**DATASET RECORDS**
◆ ◆ ◆ ◆

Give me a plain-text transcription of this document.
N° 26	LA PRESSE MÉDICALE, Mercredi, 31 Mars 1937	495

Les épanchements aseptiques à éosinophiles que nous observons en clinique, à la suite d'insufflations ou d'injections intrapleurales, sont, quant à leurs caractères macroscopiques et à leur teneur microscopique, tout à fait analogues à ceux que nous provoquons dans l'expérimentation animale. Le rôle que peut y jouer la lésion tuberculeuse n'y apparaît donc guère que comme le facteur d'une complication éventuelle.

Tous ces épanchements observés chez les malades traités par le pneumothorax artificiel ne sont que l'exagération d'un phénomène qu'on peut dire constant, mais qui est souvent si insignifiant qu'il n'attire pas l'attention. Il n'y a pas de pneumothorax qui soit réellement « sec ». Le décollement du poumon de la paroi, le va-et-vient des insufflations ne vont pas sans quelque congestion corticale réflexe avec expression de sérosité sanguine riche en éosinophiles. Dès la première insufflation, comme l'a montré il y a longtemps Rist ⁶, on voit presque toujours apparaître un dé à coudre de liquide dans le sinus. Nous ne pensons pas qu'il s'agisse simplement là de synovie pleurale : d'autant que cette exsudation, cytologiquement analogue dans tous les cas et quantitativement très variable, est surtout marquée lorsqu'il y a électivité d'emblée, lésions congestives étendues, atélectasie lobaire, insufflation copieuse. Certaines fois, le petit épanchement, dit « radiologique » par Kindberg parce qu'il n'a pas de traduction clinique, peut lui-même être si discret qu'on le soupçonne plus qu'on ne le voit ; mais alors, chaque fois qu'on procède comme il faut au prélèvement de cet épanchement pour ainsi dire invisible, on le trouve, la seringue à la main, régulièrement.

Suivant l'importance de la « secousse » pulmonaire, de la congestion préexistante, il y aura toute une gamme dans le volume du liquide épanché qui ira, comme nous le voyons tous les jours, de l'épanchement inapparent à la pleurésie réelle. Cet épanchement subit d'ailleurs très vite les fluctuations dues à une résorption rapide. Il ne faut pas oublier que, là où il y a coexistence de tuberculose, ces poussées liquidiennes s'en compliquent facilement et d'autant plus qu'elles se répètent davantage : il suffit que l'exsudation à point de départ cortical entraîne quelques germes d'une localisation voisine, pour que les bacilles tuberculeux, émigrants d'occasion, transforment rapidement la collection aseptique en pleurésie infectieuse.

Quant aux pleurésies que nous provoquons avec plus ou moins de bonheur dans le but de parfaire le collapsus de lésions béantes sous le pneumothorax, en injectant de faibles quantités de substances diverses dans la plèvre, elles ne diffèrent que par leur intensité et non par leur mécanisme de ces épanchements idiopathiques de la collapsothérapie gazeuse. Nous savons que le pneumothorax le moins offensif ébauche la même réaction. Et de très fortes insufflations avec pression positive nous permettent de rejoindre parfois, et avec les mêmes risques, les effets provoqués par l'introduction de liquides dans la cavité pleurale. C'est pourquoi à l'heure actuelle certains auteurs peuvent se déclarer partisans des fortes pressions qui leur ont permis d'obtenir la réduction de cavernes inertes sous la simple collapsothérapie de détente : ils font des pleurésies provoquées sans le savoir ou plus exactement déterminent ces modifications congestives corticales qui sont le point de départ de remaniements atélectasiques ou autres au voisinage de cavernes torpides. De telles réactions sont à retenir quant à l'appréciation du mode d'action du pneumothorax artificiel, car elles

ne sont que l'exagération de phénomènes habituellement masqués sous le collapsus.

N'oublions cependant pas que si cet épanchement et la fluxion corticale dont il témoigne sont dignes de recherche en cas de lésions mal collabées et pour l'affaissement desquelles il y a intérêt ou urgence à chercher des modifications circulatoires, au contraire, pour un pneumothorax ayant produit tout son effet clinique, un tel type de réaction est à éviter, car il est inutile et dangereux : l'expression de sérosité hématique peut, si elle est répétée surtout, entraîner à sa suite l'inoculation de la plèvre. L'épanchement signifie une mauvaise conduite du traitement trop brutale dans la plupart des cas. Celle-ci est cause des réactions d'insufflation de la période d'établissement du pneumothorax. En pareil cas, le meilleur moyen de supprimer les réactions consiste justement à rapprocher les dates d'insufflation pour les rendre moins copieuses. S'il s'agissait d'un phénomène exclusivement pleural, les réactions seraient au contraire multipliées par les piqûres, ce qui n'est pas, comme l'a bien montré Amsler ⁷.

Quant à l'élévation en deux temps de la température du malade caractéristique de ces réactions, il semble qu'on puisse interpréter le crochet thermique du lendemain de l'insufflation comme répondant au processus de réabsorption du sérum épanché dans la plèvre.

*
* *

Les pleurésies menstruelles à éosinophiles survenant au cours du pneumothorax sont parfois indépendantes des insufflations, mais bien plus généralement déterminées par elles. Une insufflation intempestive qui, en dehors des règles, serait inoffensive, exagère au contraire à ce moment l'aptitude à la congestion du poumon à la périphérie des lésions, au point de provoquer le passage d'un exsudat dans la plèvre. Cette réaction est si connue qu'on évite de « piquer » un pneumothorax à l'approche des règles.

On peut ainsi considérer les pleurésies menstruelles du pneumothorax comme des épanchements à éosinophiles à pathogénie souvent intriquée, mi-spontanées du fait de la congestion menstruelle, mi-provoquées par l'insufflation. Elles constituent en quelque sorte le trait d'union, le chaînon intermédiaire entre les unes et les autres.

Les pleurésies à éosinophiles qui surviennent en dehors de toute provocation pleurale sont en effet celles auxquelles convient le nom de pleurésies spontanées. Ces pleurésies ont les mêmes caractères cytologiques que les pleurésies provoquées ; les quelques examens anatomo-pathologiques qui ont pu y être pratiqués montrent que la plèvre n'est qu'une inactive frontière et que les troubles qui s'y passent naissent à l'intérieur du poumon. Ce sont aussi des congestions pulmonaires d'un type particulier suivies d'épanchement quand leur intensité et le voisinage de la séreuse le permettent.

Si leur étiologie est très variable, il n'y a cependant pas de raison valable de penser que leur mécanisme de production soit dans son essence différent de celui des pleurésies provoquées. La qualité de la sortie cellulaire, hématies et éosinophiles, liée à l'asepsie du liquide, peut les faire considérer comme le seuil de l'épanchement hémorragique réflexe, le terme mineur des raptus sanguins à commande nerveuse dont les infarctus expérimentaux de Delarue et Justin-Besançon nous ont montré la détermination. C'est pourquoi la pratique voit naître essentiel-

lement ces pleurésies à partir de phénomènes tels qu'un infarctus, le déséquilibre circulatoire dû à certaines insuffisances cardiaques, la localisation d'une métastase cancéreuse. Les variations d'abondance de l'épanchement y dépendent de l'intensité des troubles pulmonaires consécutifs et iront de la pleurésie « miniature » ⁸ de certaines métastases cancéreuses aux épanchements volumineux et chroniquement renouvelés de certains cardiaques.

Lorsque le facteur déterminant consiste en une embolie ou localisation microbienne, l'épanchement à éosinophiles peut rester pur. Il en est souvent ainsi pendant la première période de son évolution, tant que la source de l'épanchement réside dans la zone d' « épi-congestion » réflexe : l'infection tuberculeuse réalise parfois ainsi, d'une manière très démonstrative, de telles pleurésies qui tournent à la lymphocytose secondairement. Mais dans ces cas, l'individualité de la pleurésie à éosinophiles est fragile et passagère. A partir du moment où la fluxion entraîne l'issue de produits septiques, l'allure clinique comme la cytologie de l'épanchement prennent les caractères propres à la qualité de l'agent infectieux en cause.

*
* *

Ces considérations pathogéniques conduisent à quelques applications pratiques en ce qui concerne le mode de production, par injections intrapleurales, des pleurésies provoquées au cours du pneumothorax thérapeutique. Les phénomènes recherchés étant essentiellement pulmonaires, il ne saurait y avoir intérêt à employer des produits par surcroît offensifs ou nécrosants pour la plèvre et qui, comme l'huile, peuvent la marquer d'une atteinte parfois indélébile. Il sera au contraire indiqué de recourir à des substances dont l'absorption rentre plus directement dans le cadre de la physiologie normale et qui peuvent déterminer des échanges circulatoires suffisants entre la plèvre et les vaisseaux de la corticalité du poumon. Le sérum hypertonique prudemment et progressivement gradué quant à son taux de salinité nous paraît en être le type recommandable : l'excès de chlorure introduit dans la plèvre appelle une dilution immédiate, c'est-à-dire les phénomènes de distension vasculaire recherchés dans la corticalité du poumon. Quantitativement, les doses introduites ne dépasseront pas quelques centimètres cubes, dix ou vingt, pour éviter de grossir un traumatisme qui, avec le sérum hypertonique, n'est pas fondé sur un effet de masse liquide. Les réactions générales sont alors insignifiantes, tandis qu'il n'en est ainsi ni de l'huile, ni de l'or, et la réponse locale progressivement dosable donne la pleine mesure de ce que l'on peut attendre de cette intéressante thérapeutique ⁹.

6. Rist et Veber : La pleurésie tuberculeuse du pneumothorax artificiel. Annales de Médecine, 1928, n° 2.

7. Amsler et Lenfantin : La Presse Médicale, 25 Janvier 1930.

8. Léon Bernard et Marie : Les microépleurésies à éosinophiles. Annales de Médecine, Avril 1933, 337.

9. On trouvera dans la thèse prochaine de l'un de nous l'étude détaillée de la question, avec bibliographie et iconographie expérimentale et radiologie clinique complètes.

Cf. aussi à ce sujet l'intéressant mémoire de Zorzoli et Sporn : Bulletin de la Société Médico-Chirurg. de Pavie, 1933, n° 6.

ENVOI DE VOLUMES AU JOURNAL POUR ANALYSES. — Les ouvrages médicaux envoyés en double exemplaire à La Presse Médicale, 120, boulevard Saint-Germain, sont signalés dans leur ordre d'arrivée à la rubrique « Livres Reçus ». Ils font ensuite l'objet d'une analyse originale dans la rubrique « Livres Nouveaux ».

◆ ◆ ◆ ◆

**TASK OBJECTIVE**
Report only the count of lines that include the string "moment".

**SOLVED PROBLEM**
2